• [WORK REQUIRED]:
Go through the entries below and copy each line containing the word "juli".

• [MATERIAL TO PROCESS]:
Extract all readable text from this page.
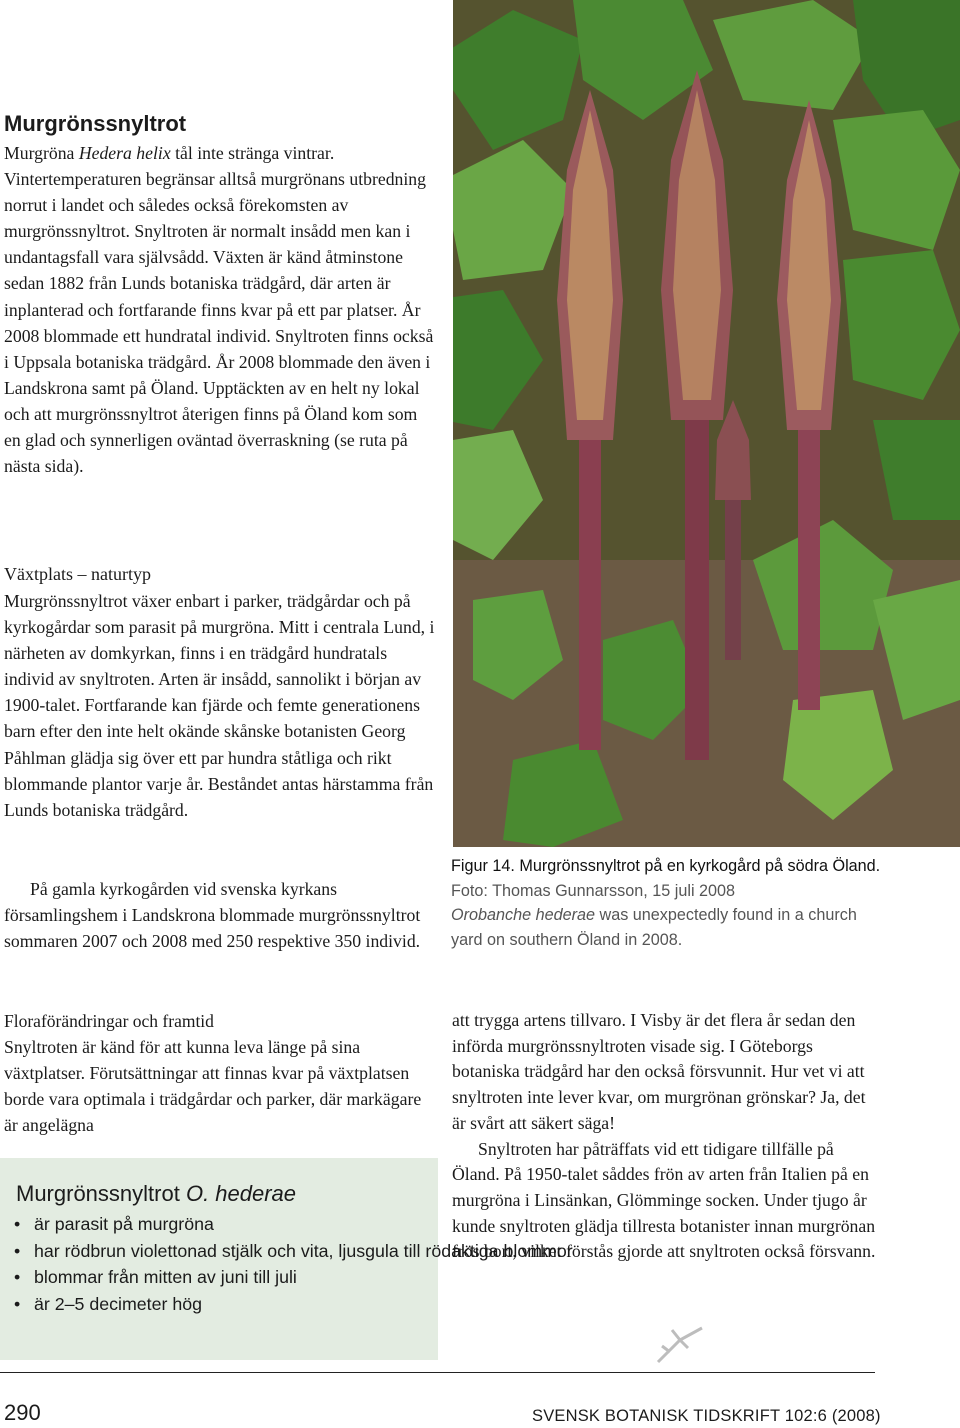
Murgrönssnyltrot

Murgröna Hedera helix tål inte stränga vintrar. Vintertemperaturen begränsar alltså murgrönans utbredning norrut i landet och således också förekomsten av murgrönssnyltrot. Snyltroten är normalt insådd men kan i undantagsfall vara självsådd. Växten är känd åtminstone sedan 1882 från Lunds botaniska trädgård, där arten är inplanterad och fortfarande finns kvar på ett par platser. År 2008 blommade ett hundratal individ. Snyltroten finns också i Uppsala botaniska trädgård. År 2008 blommade den även i Landskrona samt på Öland. Upptäckten av en helt ny lokal och att murgrönssnyltrot återigen finns på Öland kom som en glad och synnerligen oväntad överraskning (se ruta på nästa sida).

Växtplats – naturtyp

Murgrönssnyltrot växer enbart i parker, trädgårdar och på kyrkogårdar som parasit på murgröna. Mitt i centrala Lund, i närheten av domkyrkan, finns i en trädgård hundratals individ av snyltroten. Arten är insådd, sannolikt i början av 1900-talet. Fortfarande kan fjärde och femte generationens barn efter den inte helt okände skånske botanisten Georg Påhlman glädja sig över ett par hundra ståtliga och rikt blommande plantor varje år. Beståndet antas härstamma från Lunds botaniska trädgård.

På gamla kyrkogården vid svenska kyrkans församlingshem i Landskrona blommade murgrönssnyltrot sommaren 2007 och 2008 med 250 respektive 350 individ.

Floraförändringar och framtid

Snyltroten är känd för att kunna leva länge på sina växtplatser. Förutsättningar att finnas kvar på växtplatsen borde vara optimala i trädgårdar och parker, där markägare är angelägna

Murgrönssnyltrot O. hederae
• är parasit på murgröna
• har rödbrun violettonad stjälk och vita, ljusgula till rödaktiga blommor
• blommar från mitten av juni till juli
• är 2–5 decimeter hög
Figur 14. Murgrönssnyltrot på en kyrkogård på södra Öland. Foto: Thomas Gunnarsson, 15 juli 2008
Orobanche hederae was unexpectedly found in a church yard on southern Öland in 2008.

att trygga artens tillvaro. I Visby är det flera år sedan den införda murgrönssnyltroten visade sig. I Göteborgs botaniska trädgård har den också försvunnit. Hur vet vi att snyltroten inte lever kvar, om murgrönan grönskar? Ja, det är svårt att säkert säga!

Snyltroten har påträffats vid ett tidigare tillfälle på Öland. På 1950-talet såddes frön av arten från Italien på en murgröna i Linsänkan, Glömminge socken. Under tjugo år kunde snyltroten glädja tillresta botanister innan murgrönan frös bort, vilket förstås gjorde att snyltroten också försvann.

290	SVENSK BOTANISK TIDSKRIFT 102:6 (2008)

• [RESPONSE]:
• blommar från mitten av juni till juli
Figur 14. Murgrönssnyltrot på en kyrkogård på södra Öland. Foto: Thomas Gunnarsson, 15 juli 2008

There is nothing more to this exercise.